### Recorded data

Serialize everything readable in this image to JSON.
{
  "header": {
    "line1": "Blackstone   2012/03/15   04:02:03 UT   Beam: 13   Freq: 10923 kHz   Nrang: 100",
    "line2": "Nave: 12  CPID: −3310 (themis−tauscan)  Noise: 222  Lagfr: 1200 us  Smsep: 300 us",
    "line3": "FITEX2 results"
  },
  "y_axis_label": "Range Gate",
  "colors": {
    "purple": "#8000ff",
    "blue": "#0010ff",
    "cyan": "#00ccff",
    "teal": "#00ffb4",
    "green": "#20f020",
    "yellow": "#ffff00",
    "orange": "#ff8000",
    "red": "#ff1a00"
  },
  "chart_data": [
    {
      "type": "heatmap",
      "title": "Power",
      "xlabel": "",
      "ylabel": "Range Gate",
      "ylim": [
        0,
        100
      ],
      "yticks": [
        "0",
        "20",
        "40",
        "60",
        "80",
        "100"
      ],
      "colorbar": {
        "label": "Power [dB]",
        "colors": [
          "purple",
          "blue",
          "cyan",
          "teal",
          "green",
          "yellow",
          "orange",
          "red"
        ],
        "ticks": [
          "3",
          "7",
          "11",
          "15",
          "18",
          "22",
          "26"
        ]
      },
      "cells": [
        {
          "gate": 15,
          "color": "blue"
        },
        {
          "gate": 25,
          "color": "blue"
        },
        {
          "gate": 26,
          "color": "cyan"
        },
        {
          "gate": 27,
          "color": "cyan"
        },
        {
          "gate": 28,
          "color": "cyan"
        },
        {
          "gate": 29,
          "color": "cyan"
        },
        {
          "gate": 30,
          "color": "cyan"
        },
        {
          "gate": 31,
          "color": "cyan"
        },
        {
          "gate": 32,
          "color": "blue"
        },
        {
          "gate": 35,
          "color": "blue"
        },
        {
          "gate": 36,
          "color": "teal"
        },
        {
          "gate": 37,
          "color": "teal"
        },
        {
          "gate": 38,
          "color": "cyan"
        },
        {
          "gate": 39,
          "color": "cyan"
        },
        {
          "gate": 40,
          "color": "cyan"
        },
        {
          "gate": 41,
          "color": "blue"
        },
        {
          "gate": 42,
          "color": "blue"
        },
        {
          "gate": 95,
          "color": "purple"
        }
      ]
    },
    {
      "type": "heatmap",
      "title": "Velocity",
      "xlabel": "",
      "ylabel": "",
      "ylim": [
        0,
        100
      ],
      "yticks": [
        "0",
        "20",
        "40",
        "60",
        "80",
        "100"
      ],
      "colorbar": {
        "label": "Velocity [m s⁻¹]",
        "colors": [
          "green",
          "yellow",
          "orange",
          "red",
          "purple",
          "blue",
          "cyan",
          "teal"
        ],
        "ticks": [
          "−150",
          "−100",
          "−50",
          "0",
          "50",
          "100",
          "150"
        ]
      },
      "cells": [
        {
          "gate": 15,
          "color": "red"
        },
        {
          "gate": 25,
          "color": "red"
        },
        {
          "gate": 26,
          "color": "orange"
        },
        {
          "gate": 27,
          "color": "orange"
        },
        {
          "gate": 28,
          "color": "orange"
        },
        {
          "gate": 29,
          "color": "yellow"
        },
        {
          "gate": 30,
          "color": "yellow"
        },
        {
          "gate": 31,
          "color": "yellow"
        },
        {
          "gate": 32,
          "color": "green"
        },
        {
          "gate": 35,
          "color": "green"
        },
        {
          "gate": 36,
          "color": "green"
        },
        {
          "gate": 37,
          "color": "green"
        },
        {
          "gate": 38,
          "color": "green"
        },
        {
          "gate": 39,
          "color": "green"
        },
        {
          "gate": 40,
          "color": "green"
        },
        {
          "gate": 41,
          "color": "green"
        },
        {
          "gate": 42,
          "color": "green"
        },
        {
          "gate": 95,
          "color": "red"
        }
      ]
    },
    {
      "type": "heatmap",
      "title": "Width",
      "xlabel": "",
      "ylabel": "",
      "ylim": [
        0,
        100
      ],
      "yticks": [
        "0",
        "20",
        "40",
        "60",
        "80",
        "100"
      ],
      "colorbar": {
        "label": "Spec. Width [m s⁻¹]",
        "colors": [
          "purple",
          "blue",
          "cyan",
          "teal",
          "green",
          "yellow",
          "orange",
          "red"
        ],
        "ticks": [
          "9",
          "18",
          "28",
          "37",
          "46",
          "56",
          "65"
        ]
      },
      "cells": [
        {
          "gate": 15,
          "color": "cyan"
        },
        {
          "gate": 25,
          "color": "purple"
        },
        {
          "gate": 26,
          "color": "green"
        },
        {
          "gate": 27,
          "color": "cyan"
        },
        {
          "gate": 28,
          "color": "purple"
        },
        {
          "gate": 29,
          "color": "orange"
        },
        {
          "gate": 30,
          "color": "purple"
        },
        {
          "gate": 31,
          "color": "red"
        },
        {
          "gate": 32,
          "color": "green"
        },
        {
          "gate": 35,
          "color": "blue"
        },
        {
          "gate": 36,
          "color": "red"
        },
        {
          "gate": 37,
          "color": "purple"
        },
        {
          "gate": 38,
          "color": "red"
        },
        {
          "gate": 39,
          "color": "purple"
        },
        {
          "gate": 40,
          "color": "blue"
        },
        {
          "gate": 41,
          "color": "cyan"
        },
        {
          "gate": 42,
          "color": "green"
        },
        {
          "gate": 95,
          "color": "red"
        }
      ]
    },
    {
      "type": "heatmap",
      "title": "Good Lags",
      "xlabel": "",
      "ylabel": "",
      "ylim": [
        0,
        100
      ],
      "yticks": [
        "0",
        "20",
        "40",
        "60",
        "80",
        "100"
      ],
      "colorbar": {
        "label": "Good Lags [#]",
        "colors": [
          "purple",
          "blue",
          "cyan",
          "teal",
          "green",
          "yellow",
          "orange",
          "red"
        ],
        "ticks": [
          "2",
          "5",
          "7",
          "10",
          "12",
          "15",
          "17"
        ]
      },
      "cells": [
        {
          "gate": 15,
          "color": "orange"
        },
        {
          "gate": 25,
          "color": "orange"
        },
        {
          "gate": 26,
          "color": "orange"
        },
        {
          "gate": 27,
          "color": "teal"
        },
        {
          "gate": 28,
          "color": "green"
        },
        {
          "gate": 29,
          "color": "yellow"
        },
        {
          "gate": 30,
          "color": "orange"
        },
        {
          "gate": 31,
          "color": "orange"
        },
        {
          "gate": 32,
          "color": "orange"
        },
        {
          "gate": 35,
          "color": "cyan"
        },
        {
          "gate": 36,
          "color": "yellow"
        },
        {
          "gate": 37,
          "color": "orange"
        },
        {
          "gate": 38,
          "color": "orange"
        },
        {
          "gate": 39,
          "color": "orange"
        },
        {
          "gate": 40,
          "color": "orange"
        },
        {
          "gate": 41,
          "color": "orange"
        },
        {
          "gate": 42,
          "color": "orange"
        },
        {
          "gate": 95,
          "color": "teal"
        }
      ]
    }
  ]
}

### Exercise prompt
Word for word, write out all of the data above.

### Worked answer
Serialize everything readable in this image to JSON.
{
  "header": {
    "line1": "Blackstone   2012/03/15   04:02:03 UT   Beam: 13   Freq: 10923 kHz   Nrang: 100",
    "line2": "Nave: 12  CPID: −3310 (themis−tauscan)  Noise: 222  Lagfr: 1200 us  Smsep: 300 us",
    "line3": "FITEX2 results"
  },
  "y_axis_label": "Range Gate",
  "colors": {
    "purple": "#8000ff",
    "blue": "#0010ff",
    "cyan": "#00ccff",
    "teal": "#00ffb4",
    "green": "#20f020",
    "yellow": "#ffff00",
    "orange": "#ff8000",
    "red": "#ff1a00"
  },
  "chart_data": [
    {
      "type": "heatmap",
      "title": "Power",
      "xlabel": "",
      "ylabel": "Range Gate",
      "ylim": [
        0,
        100
      ],
      "yticks": [
        "0",
        "20",
        "40",
        "60",
        "80",
        "100"
      ],
      "colorbar": {
        "label": "Power [dB]",
        "colors": [
          "purple",
          "blue",
          "cyan",
          "teal",
          "green",
          "yellow",
          "orange",
          "red"
        ],
        "ticks": [
          "3",
          "7",
          "11",
          "15",
          "18",
          "22",
          "26"
        ]
      },
      "cells": [
        {
          "gate": 15,
          "color": "blue"
        },
        {
          "gate": 25,
          "color": "blue"
        },
        {
          "gate": 26,
          "color": "cyan"
        },
        {
          "gate": 27,
          "color": "cyan"
        },
        {
          "gate": 28,
          "color": "cyan"
        },
        {
          "gate": 29,
          "color": "cyan"
        },
        {
          "gate": 30,
          "color": "cyan"
        },
        {
          "gate": 31,
          "color": "cyan"
        },
        {
          "gate": 32,
          "color": "blue"
        },
        {
          "gate": 35,
          "color": "blue"
        },
        {
          "gate": 36,
          "color": "teal"
        },
        {
          "gate": 37,
          "color": "teal"
        },
        {
          "gate": 38,
          "color": "cyan"
        },
        {
          "gate": 39,
          "color": "cyan"
        },
        {
          "gate": 40,
          "color": "cyan"
        },
        {
          "gate": 41,
          "color": "blue"
        },
        {
          "gate": 42,
          "color": "blue"
        },
        {
          "gate": 95,
          "color": "purple"
        }
      ]
    },
    {
      "type": "heatmap",
      "title": "Velocity",
      "xlabel": "",
      "ylabel": "",
      "ylim": [
        0,
        100
      ],
      "yticks": [
        "0",
        "20",
        "40",
        "60",
        "80",
        "100"
      ],
      "colorbar": {
        "label": "Velocity [m s⁻¹]",
        "colors": [
          "green",
          "yellow",
          "orange",
          "red",
          "purple",
          "blue",
          "cyan",
          "teal"
        ],
        "ticks": [
          "−150",
          "−100",
          "−50",
          "0",
          "50",
          "100",
          "150"
        ]
      },
      "cells": [
        {
          "gate": 15,
          "color": "red"
        },
        {
          "gate": 25,
          "color": "red"
        },
        {
          "gate": 26,
          "color": "orange"
        },
        {
          "gate": 27,
          "color": "orange"
        },
        {
          "gate": 28,
          "color": "orange"
        },
        {
          "gate": 29,
          "color": "yellow"
        },
        {
          "gate": 30,
          "color": "yellow"
        },
        {
          "gate": 31,
          "color": "yellow"
        },
        {
          "gate": 32,
          "color": "green"
        },
        {
          "gate": 35,
          "color": "green"
        },
        {
          "gate": 36,
          "color": "green"
        },
        {
          "gate": 37,
          "color": "green"
        },
        {
          "gate": 38,
          "color": "green"
        },
        {
          "gate": 39,
          "color": "green"
        },
        {
          "gate": 40,
          "color": "green"
        },
        {
          "gate": 41,
          "color": "green"
        },
        {
          "gate": 42,
          "color": "green"
        },
        {
          "gate": 95,
          "color": "red"
        }
      ]
    },
    {
      "type": "heatmap",
      "title": "Width",
      "xlabel": "",
      "ylabel": "",
      "ylim": [
        0,
        100
      ],
      "yticks": [
        "0",
        "20",
        "40",
        "60",
        "80",
        "100"
      ],
      "colorbar": {
        "label": "Spec. Width [m s⁻¹]",
        "colors": [
          "purple",
          "blue",
          "cyan",
          "teal",
          "green",
          "yellow",
          "orange",
          "red"
        ],
        "ticks": [
          "9",
          "18",
          "28",
          "37",
          "46",
          "56",
          "65"
        ]
      },
      "cells": [
        {
          "gate": 15,
          "color": "cyan"
        },
        {
          "gate": 25,
          "color": "purple"
        },
        {
          "gate": 26,
          "color": "green"
        },
        {
          "gate": 27,
          "color": "cyan"
        },
        {
          "gate": 28,
          "color": "purple"
        },
        {
          "gate": 29,
          "color": "orange"
        },
        {
          "gate": 30,
          "color": "purple"
        },
        {
          "gate": 31,
          "color": "red"
        },
        {
          "gate": 32,
          "color": "green"
        },
        {
          "gate": 35,
          "color": "blue"
        },
        {
          "gate": 36,
          "color": "red"
        },
        {
          "gate": 37,
          "color": "purple"
        },
        {
          "gate": 38,
          "color": "red"
        },
        {
          "gate": 39,
          "color": "purple"
        },
        {
          "gate": 40,
          "color": "blue"
        },
        {
          "gate": 41,
          "color": "cyan"
        },
        {
          "gate": 42,
          "color": "green"
        },
        {
          "gate": 95,
          "color": "red"
        }
      ]
    },
    {
      "type": "heatmap",
      "title": "Good Lags",
      "xlabel": "",
      "ylabel": "",
      "ylim": [
        0,
        100
      ],
      "yticks": [
        "0",
        "20",
        "40",
        "60",
        "80",
        "100"
      ],
      "colorbar": {
        "label": "Good Lags [#]",
        "colors": [
          "purple",
          "blue",
          "cyan",
          "teal",
          "green",
          "yellow",
          "orange",
          "red"
        ],
        "ticks": [
          "2",
          "5",
          "7",
          "10",
          "12",
          "15",
          "17"
        ]
      },
      "cells": [
        {
          "gate": 15,
          "color": "orange"
        },
        {
          "gate": 25,
          "color": "orange"
        },
        {
          "gate": 26,
          "color": "orange"
        },
        {
          "gate": 27,
          "color": "teal"
        },
        {
          "gate": 28,
          "color": "green"
        },
        {
          "gate": 29,
          "color": "yellow"
        },
        {
          "gate": 30,
          "color": "orange"
        },
        {
          "gate": 31,
          "color": "orange"
        },
        {
          "gate": 32,
          "color": "orange"
        },
        {
          "gate": 35,
          "color": "cyan"
        },
        {
          "gate": 36,
          "color": "yellow"
        },
        {
          "gate": 37,
          "color": "orange"
        },
        {
          "gate": 38,
          "color": "orange"
        },
        {
          "gate": 39,
          "color": "orange"
        },
        {
          "gate": 40,
          "color": "orange"
        },
        {
          "gate": 41,
          "color": "orange"
        },
        {
          "gate": 42,
          "color": "orange"
        },
        {
          "gate": 95,
          "color": "teal"
        }
      ]
    }
  ]
}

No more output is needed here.